### AIM
Set down the line that contains "Output the text content of this document." and every line after it to the end of the entries, exactly as they stand and nothing more.

Stored data
========================
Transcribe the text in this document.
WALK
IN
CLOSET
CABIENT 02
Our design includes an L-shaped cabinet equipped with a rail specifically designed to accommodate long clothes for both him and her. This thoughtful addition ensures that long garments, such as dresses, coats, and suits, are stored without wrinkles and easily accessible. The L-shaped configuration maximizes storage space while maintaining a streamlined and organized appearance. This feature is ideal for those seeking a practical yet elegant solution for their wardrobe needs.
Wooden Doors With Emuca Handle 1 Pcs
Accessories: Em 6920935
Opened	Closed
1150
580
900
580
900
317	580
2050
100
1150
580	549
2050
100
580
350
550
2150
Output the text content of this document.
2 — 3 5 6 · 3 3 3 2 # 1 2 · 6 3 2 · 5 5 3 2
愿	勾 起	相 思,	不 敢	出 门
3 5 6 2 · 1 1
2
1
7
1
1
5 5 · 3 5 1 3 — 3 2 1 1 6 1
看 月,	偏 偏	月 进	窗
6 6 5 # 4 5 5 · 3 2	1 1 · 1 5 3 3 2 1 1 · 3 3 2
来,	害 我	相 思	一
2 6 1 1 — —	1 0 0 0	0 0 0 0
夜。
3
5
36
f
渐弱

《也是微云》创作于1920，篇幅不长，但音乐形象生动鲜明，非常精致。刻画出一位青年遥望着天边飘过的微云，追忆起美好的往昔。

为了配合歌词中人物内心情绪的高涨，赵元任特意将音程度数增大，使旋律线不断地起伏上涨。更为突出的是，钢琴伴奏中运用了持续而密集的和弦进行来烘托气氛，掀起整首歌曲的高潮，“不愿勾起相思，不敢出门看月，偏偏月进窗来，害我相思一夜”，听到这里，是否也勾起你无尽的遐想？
========================
### RESULT OF THE EXERCISE
Output the text content of this document.
2 — 3 5 6 · 3 3 3 2 # 1 2 · 6 3 2 · 5 5 3 2
愿	勾 起	相 思,	不 敢	出 门
3 5 6 2 · 1 1
2
1
7
1
1
5 5 · 3 5 1 3 — 3 2 1 1 6 1
看 月,	偏 偏	月 进	窗
6 6 5 # 4 5 5 · 3 2	1 1 · 1 5 3 3 2 1 1 · 3 3 2
来,	害 我	相 思	一
2 6 1 1 — —	1 0 0 0	0 0 0 0
夜。
3
5
36
f
渐弱

《也是微云》创作于1920，篇幅不长，但音乐形象生动鲜明，非常精致。刻画出一位青年遥望着天边飘过的微云，追忆起美好的往昔。

为了配合歌词中人物内心情绪的高涨，赵元任特意将音程度数增大，使旋律线不断地起伏上涨。更为突出的是，钢琴伴奏中运用了持续而密集的和弦进行来烘托气氛，掀起整首歌曲的高潮，“不愿勾起相思，不敢出门看月，偏偏月进窗来，害我相思一夜”，听到这里，是否也勾起你无尽的遐想？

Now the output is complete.